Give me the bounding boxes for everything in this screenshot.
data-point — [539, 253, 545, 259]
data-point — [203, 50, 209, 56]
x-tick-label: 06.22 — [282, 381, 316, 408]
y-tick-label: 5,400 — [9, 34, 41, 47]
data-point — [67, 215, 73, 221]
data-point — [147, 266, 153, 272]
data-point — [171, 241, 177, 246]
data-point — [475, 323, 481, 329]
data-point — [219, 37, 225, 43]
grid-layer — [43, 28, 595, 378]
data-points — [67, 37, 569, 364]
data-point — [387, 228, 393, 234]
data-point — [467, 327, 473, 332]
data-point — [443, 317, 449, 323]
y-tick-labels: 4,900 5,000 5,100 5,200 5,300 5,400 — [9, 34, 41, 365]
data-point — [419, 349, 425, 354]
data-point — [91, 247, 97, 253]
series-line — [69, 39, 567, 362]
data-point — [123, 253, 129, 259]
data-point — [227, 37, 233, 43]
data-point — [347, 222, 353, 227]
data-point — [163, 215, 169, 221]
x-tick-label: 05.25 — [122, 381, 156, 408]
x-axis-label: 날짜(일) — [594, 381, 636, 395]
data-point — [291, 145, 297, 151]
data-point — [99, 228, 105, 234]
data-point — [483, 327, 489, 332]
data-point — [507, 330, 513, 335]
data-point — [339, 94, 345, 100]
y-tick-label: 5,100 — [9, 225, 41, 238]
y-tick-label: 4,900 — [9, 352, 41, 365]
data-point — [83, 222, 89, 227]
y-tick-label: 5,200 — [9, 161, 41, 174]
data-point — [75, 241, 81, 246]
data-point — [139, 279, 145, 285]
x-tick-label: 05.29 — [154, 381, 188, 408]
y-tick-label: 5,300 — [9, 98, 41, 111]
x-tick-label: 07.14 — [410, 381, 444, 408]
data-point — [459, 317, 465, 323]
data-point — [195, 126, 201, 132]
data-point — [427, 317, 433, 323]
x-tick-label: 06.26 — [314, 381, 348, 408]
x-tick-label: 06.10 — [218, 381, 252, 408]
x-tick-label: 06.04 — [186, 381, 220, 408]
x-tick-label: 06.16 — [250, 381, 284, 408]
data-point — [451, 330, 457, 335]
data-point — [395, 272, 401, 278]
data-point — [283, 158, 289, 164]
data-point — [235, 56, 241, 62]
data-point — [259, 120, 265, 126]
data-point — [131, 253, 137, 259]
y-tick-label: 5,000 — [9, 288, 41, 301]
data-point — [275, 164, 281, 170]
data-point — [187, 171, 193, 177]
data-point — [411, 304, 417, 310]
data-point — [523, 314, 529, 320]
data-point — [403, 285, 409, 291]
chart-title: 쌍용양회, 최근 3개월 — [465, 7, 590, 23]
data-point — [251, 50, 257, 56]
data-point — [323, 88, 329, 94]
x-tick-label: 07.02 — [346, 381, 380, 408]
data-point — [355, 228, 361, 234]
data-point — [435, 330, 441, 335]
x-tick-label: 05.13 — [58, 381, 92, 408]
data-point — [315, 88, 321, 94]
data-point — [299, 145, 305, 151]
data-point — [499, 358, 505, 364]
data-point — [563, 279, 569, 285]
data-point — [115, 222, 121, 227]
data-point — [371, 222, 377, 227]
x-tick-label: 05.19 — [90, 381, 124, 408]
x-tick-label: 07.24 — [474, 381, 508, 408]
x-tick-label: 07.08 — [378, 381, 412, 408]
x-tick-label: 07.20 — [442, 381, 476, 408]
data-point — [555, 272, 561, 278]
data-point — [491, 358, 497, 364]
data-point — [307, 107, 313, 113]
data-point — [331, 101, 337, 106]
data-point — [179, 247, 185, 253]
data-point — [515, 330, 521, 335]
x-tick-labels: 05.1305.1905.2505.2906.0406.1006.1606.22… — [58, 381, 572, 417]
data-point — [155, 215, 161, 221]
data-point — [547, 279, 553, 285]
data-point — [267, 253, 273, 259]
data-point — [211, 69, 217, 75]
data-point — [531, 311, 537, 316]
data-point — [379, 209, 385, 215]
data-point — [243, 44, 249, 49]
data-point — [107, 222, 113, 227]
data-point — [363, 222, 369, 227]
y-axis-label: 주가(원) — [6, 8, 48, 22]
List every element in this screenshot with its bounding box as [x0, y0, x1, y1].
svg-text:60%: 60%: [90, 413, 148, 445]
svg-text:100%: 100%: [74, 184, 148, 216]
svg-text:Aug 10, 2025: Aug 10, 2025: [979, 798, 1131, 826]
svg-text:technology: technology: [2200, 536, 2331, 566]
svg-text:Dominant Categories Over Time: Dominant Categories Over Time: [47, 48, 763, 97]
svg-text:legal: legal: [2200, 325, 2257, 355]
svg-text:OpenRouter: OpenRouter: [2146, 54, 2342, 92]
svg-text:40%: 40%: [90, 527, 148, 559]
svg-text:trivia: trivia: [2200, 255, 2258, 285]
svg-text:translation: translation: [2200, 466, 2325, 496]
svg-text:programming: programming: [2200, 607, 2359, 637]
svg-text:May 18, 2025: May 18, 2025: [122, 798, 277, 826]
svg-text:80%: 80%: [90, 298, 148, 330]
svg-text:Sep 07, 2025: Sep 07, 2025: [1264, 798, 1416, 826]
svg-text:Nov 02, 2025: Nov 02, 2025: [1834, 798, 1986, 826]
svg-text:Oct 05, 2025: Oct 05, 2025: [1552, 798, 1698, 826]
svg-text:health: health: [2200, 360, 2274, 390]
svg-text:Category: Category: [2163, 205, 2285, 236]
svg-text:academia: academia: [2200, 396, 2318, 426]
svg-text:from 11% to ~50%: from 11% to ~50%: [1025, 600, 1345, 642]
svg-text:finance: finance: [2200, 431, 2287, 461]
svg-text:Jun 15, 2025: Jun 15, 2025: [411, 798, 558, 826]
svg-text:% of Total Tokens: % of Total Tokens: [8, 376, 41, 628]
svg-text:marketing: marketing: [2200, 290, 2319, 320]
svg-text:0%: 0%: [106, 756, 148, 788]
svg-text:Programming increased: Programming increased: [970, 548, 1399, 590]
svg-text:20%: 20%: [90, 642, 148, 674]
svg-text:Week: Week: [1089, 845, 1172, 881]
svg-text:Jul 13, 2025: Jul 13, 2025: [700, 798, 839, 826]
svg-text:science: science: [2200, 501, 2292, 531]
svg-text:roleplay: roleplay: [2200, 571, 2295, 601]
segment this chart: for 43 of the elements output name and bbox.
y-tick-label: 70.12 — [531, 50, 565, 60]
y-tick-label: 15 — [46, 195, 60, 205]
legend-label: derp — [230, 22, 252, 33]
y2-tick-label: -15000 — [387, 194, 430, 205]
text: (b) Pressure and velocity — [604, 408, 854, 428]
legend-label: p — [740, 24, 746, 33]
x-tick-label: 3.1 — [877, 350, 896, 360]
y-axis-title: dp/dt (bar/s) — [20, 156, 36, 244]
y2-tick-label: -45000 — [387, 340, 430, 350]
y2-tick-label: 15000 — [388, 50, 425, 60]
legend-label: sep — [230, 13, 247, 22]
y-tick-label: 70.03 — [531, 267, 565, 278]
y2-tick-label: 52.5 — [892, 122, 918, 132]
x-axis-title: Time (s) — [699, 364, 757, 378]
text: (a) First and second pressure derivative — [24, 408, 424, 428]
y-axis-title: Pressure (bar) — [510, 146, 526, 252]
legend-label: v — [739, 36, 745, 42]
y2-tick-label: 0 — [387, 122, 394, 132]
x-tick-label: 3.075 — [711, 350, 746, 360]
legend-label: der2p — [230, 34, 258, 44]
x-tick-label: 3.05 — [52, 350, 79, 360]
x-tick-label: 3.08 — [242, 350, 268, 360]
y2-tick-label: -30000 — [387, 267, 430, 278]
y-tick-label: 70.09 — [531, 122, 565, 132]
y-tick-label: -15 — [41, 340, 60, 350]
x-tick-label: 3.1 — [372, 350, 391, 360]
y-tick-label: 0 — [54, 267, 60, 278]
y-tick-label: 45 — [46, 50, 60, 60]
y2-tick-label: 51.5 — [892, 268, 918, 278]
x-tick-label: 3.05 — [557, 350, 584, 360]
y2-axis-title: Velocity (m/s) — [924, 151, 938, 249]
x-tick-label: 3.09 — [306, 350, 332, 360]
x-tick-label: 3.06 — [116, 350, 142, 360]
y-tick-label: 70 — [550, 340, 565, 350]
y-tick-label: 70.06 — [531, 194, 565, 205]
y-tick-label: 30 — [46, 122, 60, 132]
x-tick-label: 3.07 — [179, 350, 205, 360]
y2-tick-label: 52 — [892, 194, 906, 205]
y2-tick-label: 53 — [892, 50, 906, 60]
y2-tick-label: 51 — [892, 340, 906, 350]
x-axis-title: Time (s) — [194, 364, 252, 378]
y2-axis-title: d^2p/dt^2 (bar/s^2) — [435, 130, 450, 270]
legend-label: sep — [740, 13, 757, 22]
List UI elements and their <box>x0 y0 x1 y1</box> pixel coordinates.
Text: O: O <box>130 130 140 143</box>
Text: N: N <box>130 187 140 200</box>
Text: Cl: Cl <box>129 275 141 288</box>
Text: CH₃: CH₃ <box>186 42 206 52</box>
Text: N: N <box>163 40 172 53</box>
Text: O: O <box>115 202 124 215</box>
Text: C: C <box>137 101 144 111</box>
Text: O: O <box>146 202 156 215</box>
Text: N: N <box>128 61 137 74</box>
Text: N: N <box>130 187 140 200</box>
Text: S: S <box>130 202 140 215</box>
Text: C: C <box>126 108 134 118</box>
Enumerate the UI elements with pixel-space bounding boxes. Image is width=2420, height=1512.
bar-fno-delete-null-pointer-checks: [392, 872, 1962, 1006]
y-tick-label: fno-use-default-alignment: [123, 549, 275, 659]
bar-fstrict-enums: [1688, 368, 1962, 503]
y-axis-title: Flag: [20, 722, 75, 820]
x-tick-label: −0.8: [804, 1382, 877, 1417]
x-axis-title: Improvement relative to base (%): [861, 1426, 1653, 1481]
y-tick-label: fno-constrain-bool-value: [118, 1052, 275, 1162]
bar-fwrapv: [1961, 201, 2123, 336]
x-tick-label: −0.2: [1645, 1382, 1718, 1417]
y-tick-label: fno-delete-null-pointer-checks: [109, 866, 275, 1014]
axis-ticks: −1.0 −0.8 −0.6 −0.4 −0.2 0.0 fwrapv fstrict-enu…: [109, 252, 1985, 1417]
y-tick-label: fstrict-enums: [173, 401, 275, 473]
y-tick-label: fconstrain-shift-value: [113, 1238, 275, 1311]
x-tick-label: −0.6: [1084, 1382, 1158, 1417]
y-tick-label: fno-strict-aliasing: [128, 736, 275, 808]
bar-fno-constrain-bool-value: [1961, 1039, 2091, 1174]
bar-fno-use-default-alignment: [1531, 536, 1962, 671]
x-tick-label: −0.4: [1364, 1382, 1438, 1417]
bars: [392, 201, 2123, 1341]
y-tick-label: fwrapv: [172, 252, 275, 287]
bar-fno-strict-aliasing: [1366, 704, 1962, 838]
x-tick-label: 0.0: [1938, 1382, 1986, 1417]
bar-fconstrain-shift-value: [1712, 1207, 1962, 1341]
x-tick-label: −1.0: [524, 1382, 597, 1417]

# # # #

» EXERCISE TASK
Reproduce the records without alteration, starting at their first line and ending with the line that contains "data-point — [395, 272, 401, 278]", inclusive.

» ANSWER BELOW
Give me the bounding boxes for everything in this screenshot.
data-point — [539, 253, 545, 259]
data-point — [203, 50, 209, 56]
x-tick-label: 06.22 — [282, 381, 316, 408]
y-tick-label: 5,400 — [9, 34, 41, 47]
data-point — [67, 215, 73, 221]
data-point — [147, 266, 153, 272]
data-point — [171, 241, 177, 246]
data-point — [475, 323, 481, 329]
data-point — [219, 37, 225, 43]
grid-layer — [43, 28, 595, 378]
data-points — [67, 37, 569, 364]
data-point — [387, 228, 393, 234]
data-point — [467, 327, 473, 332]
data-point — [443, 317, 449, 323]
y-tick-labels: 4,900 5,000 5,100 5,200 5,300 5,400 — [9, 34, 41, 365]
data-point — [419, 349, 425, 354]
data-point — [91, 247, 97, 253]
series-line — [69, 39, 567, 362]
data-point — [123, 253, 129, 259]
data-point — [227, 37, 233, 43]
data-point — [347, 222, 353, 227]
data-point — [163, 215, 169, 221]
x-tick-label: 05.25 — [122, 381, 156, 408]
x-axis-label: 날짜(일) — [594, 381, 636, 395]
data-point — [291, 145, 297, 151]
data-point — [99, 228, 105, 234]
data-point — [483, 327, 489, 332]
data-point — [507, 330, 513, 335]
data-point — [339, 94, 345, 100]
y-tick-label: 5,100 — [9, 225, 41, 238]
y-tick-label: 4,900 — [9, 352, 41, 365]
data-point — [83, 222, 89, 227]
y-tick-label: 5,200 — [9, 161, 41, 174]
data-point — [75, 241, 81, 246]
data-point — [139, 279, 145, 285]
x-tick-label: 05.29 — [154, 381, 188, 408]
y-tick-label: 5,300 — [9, 98, 41, 111]
x-tick-label: 07.14 — [410, 381, 444, 408]
data-point — [459, 317, 465, 323]
data-point — [195, 126, 201, 132]
data-point — [427, 317, 433, 323]
x-tick-label: 06.26 — [314, 381, 348, 408]
x-tick-label: 06.10 — [218, 381, 252, 408]
x-tick-label: 06.04 — [186, 381, 220, 408]
x-tick-label: 06.16 — [250, 381, 284, 408]
data-point — [451, 330, 457, 335]
data-point — [395, 272, 401, 278]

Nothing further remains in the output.